= Task directions =
Check each line of the listing, and copy it if it contains the word "AutomationElementPropertyObject".

--- Start Input ---

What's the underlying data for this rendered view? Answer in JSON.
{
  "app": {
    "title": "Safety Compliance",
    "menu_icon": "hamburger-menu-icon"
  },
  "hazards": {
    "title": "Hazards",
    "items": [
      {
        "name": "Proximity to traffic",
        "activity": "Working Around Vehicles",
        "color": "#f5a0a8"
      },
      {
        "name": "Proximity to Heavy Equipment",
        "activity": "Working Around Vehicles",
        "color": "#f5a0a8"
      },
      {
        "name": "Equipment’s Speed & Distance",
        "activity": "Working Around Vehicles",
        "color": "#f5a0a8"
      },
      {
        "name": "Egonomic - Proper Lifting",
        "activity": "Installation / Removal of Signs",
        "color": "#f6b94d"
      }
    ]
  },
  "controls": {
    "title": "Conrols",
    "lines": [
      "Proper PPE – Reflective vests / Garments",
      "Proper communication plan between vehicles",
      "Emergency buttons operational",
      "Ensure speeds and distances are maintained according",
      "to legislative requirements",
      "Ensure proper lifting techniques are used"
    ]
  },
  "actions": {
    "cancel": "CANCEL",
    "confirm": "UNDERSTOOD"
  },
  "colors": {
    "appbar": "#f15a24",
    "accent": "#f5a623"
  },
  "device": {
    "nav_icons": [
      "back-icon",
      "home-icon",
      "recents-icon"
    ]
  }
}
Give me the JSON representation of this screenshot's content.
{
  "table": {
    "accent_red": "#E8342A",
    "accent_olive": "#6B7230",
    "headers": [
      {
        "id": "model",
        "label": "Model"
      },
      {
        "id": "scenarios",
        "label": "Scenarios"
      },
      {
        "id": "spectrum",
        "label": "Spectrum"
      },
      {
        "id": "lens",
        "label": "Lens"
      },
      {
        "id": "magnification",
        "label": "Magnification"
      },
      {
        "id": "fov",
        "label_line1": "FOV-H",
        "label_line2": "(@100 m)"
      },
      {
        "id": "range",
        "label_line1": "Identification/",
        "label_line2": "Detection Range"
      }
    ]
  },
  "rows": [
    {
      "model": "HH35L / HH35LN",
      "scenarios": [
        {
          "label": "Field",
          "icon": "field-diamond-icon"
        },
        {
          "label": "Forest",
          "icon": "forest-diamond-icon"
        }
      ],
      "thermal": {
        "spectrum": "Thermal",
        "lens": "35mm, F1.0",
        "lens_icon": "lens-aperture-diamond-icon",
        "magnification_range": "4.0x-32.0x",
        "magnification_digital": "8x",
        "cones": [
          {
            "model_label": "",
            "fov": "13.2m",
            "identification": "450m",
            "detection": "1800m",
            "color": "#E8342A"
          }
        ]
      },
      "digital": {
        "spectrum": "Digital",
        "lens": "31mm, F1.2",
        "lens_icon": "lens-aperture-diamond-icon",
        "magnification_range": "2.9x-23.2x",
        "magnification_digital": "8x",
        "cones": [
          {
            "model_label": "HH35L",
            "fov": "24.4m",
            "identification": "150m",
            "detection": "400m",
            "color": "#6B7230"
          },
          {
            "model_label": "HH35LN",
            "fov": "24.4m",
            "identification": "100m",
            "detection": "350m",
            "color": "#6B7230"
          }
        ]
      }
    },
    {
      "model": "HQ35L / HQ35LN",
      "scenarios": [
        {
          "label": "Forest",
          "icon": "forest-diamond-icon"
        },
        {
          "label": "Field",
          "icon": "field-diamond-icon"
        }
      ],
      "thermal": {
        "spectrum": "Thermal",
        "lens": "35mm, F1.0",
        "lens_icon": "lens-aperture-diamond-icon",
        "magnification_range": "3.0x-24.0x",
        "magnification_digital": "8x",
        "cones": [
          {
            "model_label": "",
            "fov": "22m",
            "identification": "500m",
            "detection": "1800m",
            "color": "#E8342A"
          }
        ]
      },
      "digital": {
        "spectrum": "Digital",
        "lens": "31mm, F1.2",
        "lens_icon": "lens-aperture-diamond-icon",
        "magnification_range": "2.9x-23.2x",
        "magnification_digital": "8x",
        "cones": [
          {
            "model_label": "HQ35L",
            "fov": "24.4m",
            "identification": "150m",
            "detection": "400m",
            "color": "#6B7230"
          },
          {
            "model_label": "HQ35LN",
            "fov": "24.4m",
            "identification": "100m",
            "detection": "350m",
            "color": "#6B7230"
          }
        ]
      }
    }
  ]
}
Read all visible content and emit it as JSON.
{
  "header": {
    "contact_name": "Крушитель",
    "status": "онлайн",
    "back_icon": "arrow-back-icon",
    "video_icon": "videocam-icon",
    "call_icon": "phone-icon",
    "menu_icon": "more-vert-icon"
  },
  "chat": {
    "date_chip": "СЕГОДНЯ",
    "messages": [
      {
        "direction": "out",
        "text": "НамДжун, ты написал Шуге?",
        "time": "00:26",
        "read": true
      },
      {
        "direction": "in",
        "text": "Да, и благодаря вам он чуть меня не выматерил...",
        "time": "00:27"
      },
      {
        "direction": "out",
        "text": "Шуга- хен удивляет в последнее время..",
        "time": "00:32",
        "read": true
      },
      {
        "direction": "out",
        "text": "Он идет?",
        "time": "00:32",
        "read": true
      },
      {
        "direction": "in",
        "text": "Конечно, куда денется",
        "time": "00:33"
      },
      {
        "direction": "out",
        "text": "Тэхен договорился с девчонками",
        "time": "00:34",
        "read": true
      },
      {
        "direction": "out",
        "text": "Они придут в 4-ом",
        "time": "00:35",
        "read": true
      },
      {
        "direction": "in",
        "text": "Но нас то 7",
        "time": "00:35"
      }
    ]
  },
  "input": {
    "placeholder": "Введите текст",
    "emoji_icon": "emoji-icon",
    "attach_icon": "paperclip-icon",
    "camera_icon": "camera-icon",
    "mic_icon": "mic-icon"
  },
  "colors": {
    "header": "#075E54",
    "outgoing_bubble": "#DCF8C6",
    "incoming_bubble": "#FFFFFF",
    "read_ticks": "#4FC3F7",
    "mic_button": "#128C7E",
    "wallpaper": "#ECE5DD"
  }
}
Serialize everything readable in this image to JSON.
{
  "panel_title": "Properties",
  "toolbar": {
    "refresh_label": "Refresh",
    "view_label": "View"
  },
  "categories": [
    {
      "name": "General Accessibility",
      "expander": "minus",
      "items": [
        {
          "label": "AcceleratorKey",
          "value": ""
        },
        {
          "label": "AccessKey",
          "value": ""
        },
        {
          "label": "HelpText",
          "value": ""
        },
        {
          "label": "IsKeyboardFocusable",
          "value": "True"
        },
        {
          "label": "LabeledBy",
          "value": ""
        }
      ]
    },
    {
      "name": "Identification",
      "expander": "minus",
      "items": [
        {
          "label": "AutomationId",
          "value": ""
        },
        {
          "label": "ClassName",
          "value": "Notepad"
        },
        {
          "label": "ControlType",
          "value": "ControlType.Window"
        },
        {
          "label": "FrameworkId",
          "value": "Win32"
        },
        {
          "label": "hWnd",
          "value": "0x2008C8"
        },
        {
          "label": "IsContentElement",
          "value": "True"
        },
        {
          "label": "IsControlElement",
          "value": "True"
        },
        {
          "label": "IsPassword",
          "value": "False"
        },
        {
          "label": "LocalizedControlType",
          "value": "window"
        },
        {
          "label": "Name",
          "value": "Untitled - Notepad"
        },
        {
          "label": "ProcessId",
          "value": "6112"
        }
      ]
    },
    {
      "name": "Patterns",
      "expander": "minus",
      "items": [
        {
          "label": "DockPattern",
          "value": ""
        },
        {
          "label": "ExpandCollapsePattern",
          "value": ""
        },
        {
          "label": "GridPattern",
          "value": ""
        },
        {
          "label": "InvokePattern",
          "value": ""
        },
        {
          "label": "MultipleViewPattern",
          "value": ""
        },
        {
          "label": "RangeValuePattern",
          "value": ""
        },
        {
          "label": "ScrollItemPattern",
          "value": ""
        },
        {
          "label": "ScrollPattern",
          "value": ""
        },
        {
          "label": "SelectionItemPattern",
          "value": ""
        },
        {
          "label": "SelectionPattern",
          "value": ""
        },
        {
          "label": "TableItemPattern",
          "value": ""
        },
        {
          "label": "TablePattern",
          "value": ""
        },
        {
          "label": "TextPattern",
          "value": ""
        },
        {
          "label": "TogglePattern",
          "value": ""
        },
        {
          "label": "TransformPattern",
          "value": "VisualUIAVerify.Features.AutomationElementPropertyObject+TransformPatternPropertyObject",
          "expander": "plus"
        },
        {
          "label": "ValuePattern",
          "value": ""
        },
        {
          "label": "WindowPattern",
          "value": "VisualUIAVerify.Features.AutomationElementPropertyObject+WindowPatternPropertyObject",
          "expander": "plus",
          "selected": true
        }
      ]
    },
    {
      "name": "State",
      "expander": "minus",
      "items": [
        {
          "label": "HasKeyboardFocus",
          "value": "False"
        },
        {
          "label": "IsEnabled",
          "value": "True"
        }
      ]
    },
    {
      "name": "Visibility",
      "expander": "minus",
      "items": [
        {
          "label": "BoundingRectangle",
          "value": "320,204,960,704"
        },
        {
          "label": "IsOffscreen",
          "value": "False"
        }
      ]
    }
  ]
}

--- End Input ---

= Task result =
          "value": "VisualUIAVerify.Features.AutomationElementPropertyObject+TransformPatternPropertyObject",
          "value": "VisualUIAVerify.Features.AutomationElementPropertyObject+WindowPatternPropertyObject",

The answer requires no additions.